* Start *

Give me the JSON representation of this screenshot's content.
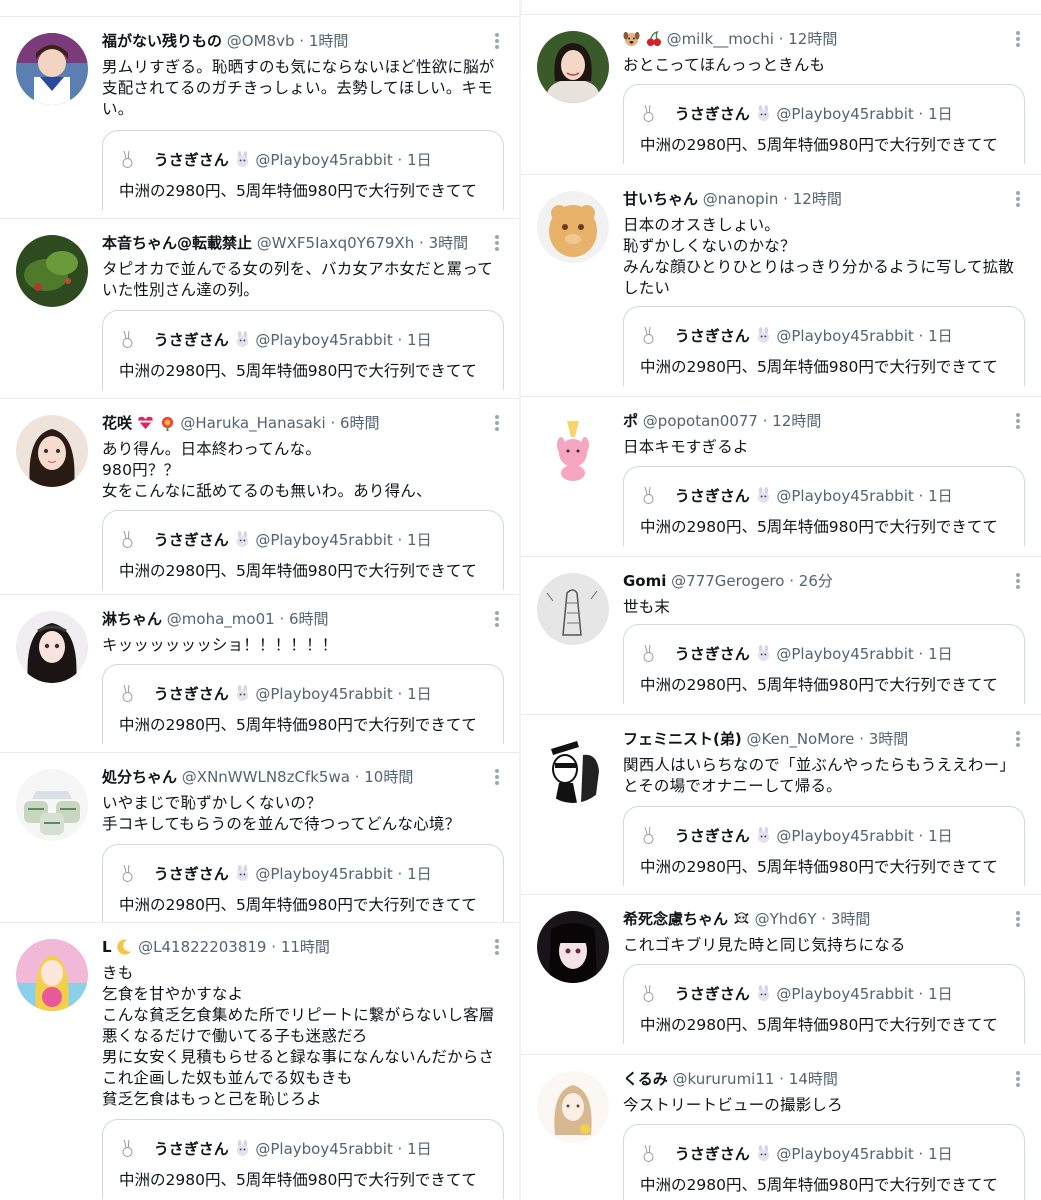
{
  "quoted": {
    "name": "うさぎさん",
    "handle": "@Playboy45rabbit",
    "dot": "·",
    "time": "1日",
    "text": "中洲の2980円、5周年特価980円で大行列できてて"
  },
  "left": [
    {
      "name": "福がない残りもの",
      "handle": "@OM8vb",
      "time": "1時間",
      "text": "男ムリすぎる。恥晒すのも気にならないほど性欲に脳が\n支配されてるのガチきっしょい。去勢してほしい。キモ\nい。"
    },
    {
      "name": "本音ちゃん@転載禁止",
      "handle": "@WXF5Iaxq0Y679Xh",
      "time": "3時間",
      "text": "タピオカで並んでる女の列を、バカ女アホ女だと罵って\nいた性別さん達の列。"
    },
    {
      "name": "花咲",
      "handle": "@Haruka_Hanasaki",
      "time": "6時間",
      "text": "あり得ん。日本終わってんな。\n980円？？\n女をこんなに舐めてるのも無いわ。あり得ん、"
    },
    {
      "name": "淋ちゃん",
      "handle": "@moha_mo01",
      "time": "6時間",
      "text": "キッッッッッッショ！！！！！！"
    },
    {
      "name": "処分ちゃん",
      "handle": "@XNnWWLN8zCfk5wa",
      "time": "10時間",
      "text": "いやまじで恥ずかしくないの？\n手コキしてもらうのを並んで待つってどんな心境？"
    },
    {
      "name": "L",
      "handle": "@L41822203819",
      "time": "11時間",
      "text": "きも\n乞食を甘やかすなよ\nこんな貧乏乞食集めた所でリピートに繋がらないし客層\n悪くなるだけで働いてる子も迷惑だろ\n男に女安く見積もらせると録な事になんないんだからさ\nこれ企画した奴も並んでる奴もきも\n貧乏乞食はもっと己を恥じろよ"
    }
  ],
  "right": [
    {
      "name": "",
      "handle": "@milk__mochi",
      "time": "12時間",
      "text": "おとこってほんっっときんも"
    },
    {
      "name": "甘いちゃん",
      "handle": "@nanopin",
      "time": "12時間",
      "text": "日本のオスきしょい。\n恥ずかしくないのかな？\nみんな顔ひとりひとりはっきり分かるように写して拡散\nしたい"
    },
    {
      "name": "ポ",
      "handle": "@popotan0077",
      "time": "12時間",
      "text": "日本キモすぎるよ"
    },
    {
      "name": "Gomi",
      "handle": "@777Gerogero",
      "time": "26分",
      "text": "世も末"
    },
    {
      "name": "フェミニスト(弟)",
      "handle": "@Ken_NoMore",
      "time": "3時間",
      "text": "関西人はいらちなので「並ぶんやったらもうええわー」\nとその場でオナニーして帰る。"
    },
    {
      "name": "希死念慮ちゃん",
      "handle": "@Yhd6Y",
      "time": "3時間",
      "text": "これゴキブリ見た時と同じ気持ちになる"
    },
    {
      "name": "くるみ",
      "handle": "@kururumi11",
      "time": "14時間",
      "text": "今ストリートビューの撮影しろ"
    }
  ],
  "colors": {
    "name": "#0f1419",
    "secondary": "#536471",
    "border": "#cfd9de",
    "divider": "#e6ecf0"
  },
  "icons": {
    "more": "more-vertical-icon",
    "rabbit": "rabbit-emoji-icon"
  }
}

* End *

GIVEN REQUEST ->
Set down all the entries exactly as they appear, but skip any pictures.

EXERCISE OUTPUT ->
Give me the JSON representation of this screenshot's content.
{
  "quoted": {
    "name": "うさぎさん",
    "handle": "@Playboy45rabbit",
    "dot": "·",
    "time": "1日",
    "text": "中洲の2980円、5周年特価980円で大行列できてて"
  },
  "left": [
    {
      "name": "福がない残りもの",
      "handle": "@OM8vb",
      "time": "1時間",
      "text": "男ムリすぎる。恥晒すのも気にならないほど性欲に脳が\n支配されてるのガチきっしょい。去勢してほしい。キモ\nい。"
    },
    {
      "name": "本音ちゃん@転載禁止",
      "handle": "@WXF5Iaxq0Y679Xh",
      "time": "3時間",
      "text": "タピオカで並んでる女の列を、バカ女アホ女だと罵って\nいた性別さん達の列。"
    },
    {
      "name": "花咲",
      "handle": "@Haruka_Hanasaki",
      "time": "6時間",
      "text": "あり得ん。日本終わってんな。\n980円？？\n女をこんなに舐めてるのも無いわ。あり得ん、"
    },
    {
      "name": "淋ちゃん",
      "handle": "@moha_mo01",
      "time": "6時間",
      "text": "キッッッッッッショ！！！！！！"
    },
    {
      "name": "処分ちゃん",
      "handle": "@XNnWWLN8zCfk5wa",
      "time": "10時間",
      "text": "いやまじで恥ずかしくないの？\n手コキしてもらうのを並んで待つってどんな心境？"
    },
    {
      "name": "L",
      "handle": "@L41822203819",
      "time": "11時間",
      "text": "きも\n乞食を甘やかすなよ\nこんな貧乏乞食集めた所でリピートに繋がらないし客層\n悪くなるだけで働いてる子も迷惑だろ\n男に女安く見積もらせると録な事になんないんだからさ\nこれ企画した奴も並んでる奴もきも\n貧乏乞食はもっと己を恥じろよ"
    }
  ],
  "right": [
    {
      "name": "",
      "handle": "@milk__mochi",
      "time": "12時間",
      "text": "おとこってほんっっときんも"
    },
    {
      "name": "甘いちゃん",
      "handle": "@nanopin",
      "time": "12時間",
      "text": "日本のオスきしょい。\n恥ずかしくないのかな？\nみんな顔ひとりひとりはっきり分かるように写して拡散\nしたい"
    },
    {
      "name": "ポ",
      "handle": "@popotan0077",
      "time": "12時間",
      "text": "日本キモすぎるよ"
    },
    {
      "name": "Gomi",
      "handle": "@777Gerogero",
      "time": "26分",
      "text": "世も末"
    },
    {
      "name": "フェミニスト(弟)",
      "handle": "@Ken_NoMore",
      "time": "3時間",
      "text": "関西人はいらちなので「並ぶんやったらもうええわー」\nとその場でオナニーして帰る。"
    },
    {
      "name": "希死念慮ちゃん",
      "handle": "@Yhd6Y",
      "time": "3時間",
      "text": "これゴキブリ見た時と同じ気持ちになる"
    },
    {
      "name": "くるみ",
      "handle": "@kururumi11",
      "time": "14時間",
      "text": "今ストリートビューの撮影しろ"
    }
  ],
  "colors": {
    "name": "#0f1419",
    "secondary": "#536471",
    "border": "#cfd9de",
    "divider": "#e6ecf0"
  },
  "icons": {
    "more": "more-vertical-icon",
    "rabbit": "rabbit-emoji-icon"
  }
}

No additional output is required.